*Required work:* Starting with the first line and ending with the last, transcribe the data exactly.

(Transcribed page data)
▼▼▼

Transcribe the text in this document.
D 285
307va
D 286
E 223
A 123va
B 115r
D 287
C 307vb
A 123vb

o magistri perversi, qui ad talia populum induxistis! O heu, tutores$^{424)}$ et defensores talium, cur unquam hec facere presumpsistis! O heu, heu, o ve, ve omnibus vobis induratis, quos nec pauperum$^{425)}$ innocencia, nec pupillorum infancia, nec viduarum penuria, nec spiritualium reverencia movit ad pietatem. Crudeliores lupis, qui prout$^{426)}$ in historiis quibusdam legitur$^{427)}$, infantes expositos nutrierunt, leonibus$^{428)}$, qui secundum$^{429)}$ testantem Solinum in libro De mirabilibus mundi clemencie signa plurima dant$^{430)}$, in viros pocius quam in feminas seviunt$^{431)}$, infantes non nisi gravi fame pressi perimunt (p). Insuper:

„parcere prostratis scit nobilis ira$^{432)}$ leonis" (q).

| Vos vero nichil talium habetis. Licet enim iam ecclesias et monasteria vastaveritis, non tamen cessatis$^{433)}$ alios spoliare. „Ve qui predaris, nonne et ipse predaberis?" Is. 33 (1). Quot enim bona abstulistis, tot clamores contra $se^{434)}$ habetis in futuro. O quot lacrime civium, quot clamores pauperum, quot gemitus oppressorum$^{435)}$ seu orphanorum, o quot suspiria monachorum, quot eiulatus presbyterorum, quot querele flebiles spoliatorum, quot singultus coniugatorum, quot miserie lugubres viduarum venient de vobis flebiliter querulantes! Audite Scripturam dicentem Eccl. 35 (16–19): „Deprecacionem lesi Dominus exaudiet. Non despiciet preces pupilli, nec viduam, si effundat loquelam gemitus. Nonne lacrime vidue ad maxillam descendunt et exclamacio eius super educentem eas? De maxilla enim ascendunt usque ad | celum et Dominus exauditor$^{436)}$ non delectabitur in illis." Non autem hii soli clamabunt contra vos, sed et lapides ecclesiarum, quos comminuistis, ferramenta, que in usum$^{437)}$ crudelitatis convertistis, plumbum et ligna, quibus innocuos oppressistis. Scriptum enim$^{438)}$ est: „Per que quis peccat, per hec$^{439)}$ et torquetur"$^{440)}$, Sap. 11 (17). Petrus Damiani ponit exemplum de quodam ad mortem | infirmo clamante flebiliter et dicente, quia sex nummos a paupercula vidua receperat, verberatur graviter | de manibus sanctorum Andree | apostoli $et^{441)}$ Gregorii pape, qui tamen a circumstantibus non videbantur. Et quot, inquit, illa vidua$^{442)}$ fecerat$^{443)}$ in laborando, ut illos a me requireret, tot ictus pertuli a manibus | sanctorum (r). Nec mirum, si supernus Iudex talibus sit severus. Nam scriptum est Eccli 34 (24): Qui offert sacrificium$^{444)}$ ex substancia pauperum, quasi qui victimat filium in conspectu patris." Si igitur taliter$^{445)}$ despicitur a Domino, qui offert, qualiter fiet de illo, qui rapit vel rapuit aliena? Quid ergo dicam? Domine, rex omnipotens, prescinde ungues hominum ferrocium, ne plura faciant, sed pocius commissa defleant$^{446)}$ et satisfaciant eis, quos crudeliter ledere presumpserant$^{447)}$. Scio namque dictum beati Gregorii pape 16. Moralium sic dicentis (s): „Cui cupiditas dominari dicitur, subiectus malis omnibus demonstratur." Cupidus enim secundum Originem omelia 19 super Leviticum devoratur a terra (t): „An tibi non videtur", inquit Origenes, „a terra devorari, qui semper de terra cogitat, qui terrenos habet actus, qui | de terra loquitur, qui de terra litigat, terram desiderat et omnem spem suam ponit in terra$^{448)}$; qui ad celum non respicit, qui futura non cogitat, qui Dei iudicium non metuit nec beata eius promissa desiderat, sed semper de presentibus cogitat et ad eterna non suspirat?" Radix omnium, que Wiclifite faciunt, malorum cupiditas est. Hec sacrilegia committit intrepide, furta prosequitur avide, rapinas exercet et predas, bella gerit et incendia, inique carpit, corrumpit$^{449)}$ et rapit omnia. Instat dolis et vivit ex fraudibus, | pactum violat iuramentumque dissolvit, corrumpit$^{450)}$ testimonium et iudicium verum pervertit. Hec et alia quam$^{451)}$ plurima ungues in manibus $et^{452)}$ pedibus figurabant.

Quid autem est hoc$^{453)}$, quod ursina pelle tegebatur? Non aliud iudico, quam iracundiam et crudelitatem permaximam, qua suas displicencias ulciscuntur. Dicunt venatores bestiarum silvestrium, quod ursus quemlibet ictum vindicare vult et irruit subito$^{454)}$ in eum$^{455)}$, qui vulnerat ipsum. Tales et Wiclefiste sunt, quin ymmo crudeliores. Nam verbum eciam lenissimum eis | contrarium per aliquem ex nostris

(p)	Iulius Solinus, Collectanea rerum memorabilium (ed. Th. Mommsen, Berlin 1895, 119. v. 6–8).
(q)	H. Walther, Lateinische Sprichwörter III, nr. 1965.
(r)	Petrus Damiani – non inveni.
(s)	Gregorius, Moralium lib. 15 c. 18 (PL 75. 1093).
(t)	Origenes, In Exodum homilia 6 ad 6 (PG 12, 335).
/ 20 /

▲▲▲

*Answer:*
Transcribe the text in this document.
D 285
307va
D 286
E 223
A 123va
B 115r
D 287
C 307vb
A 123vb

o magistri perversi, qui ad talia populum induxistis! O heu, tutores$^{424)}$ et defensores talium, cur unquam hec facere presumpsistis! O heu, heu, o ve, ve omnibus vobis induratis, quos nec pauperum$^{425)}$ innocencia, nec pupillorum infancia, nec viduarum penuria, nec spiritualium reverencia movit ad pietatem. Crudeliores lupis, qui prout$^{426)}$ in historiis quibusdam legitur$^{427)}$, infantes expositos nutrierunt, leonibus$^{428)}$, qui secundum$^{429)}$ testantem Solinum in libro De mirabilibus mundi clemencie signa plurima dant$^{430)}$, in viros pocius quam in feminas seviunt$^{431)}$, infantes non nisi gravi fame pressi perimunt (p). Insuper:

„parcere prostratis scit nobilis ira$^{432)}$ leonis" (q).

| Vos vero nichil talium habetis. Licet enim iam ecclesias et monasteria vastaveritis, non tamen cessatis$^{433)}$ alios spoliare. „Ve qui predaris, nonne et ipse predaberis?" Is. 33 (1). Quot enim bona abstulistis, tot clamores contra $se^{434)}$ habetis in futuro. O quot lacrime civium, quot clamores pauperum, quot gemitus oppressorum$^{435)}$ seu orphanorum, o quot suspiria monachorum, quot eiulatus presbyterorum, quot querele flebiles spoliatorum, quot singultus coniugatorum, quot miserie lugubres viduarum venient de vobis flebiliter querulantes! Audite Scripturam dicentem Eccl. 35 (16–19): „Deprecacionem lesi Dominus exaudiet. Non despiciet preces pupilli, nec viduam, si effundat loquelam gemitus. Nonne lacrime vidue ad maxillam descendunt et exclamacio eius super educentem eas? De maxilla enim ascendunt usque ad | celum et Dominus exauditor$^{436)}$ non delectabitur in illis." Non autem hii soli clamabunt contra vos, sed et lapides ecclesiarum, quos comminuistis, ferramenta, que in usum$^{437)}$ crudelitatis convertistis, plumbum et ligna, quibus innocuos oppressistis. Scriptum enim$^{438)}$ est: „Per que quis peccat, per hec$^{439)}$ et torquetur"$^{440)}$, Sap. 11 (17). Petrus Damiani ponit exemplum de quodam ad mortem | infirmo clamante flebiliter et dicente, quia sex nummos a paupercula vidua receperat, verberatur graviter | de manibus sanctorum Andree | apostoli $et^{441)}$ Gregorii pape, qui tamen a circumstantibus non videbantur. Et quot, inquit, illa vidua$^{442)}$ fecerat$^{443)}$ in laborando, ut illos a me requireret, tot ictus pertuli a manibus | sanctorum (r). Nec mirum, si supernus Iudex talibus sit severus. Nam scriptum est Eccli 34 (24): Qui offert sacrificium$^{444)}$ ex substancia pauperum, quasi qui victimat filium in conspectu patris." Si igitur taliter$^{445)}$ despicitur a Domino, qui offert, qualiter fiet de illo, qui rapit vel rapuit aliena? Quid ergo dicam? Domine, rex omnipotens, prescinde ungues hominum ferrocium, ne plura faciant, sed pocius commissa defleant$^{446)}$ et satisfaciant eis, quos crudeliter ledere presumpserant$^{447)}$. Scio namque dictum beati Gregorii pape 16. Moralium sic dicentis (s): „Cui cupiditas dominari dicitur, subiectus malis omnibus demonstratur." Cupidus enim secundum Originem omelia 19 super Leviticum devoratur a terra (t): „An tibi non videtur", inquit Origenes, „a terra devorari, qui semper de terra cogitat, qui terrenos habet actus, qui | de terra loquitur, qui de terra litigat, terram desiderat et omnem spem suam ponit in terra$^{448)}$; qui ad celum non respicit, qui futura non cogitat, qui Dei iudicium non metuit nec beata eius promissa desiderat, sed semper de presentibus cogitat et ad eterna non suspirat?" Radix omnium, que Wiclifite faciunt, malorum cupiditas est. Hec sacrilegia committit intrepide, furta prosequitur avide, rapinas exercet et predas, bella gerit et incendia, inique carpit, corrumpit$^{449)}$ et rapit omnia. Instat dolis et vivit ex fraudibus, | pactum violat iuramentumque dissolvit, corrumpit$^{450)}$ testimonium et iudicium verum pervertit. Hec et alia quam$^{451)}$ plurima ungues in manibus $et^{452)}$ pedibus figurabant.

Quid autem est hoc$^{453)}$, quod ursina pelle tegebatur? Non aliud iudico, quam iracundiam et crudelitatem permaximam, qua suas displicencias ulciscuntur. Dicunt venatores bestiarum silvestrium, quod ursus quemlibet ictum vindicare vult et irruit subito$^{454)}$ in eum$^{455)}$, qui vulnerat ipsum. Tales et Wiclefiste sunt, quin ymmo crudeliores. Nam verbum eciam lenissimum eis | contrarium per aliquem ex nostris

(p)	Iulius Solinus, Collectanea rerum memorabilium (ed. Th. Mommsen, Berlin 1895, 119. v. 6–8).
(q)	H. Walther, Lateinische Sprichwörter III, nr. 1965.
(r)	Petrus Damiani – non inveni.
(s)	Gregorius, Moralium lib. 15 c. 18 (PL 75. 1093).
(t)	Origenes, In Exodum homilia 6 ad 6 (PG 12, 335).
/ 20 /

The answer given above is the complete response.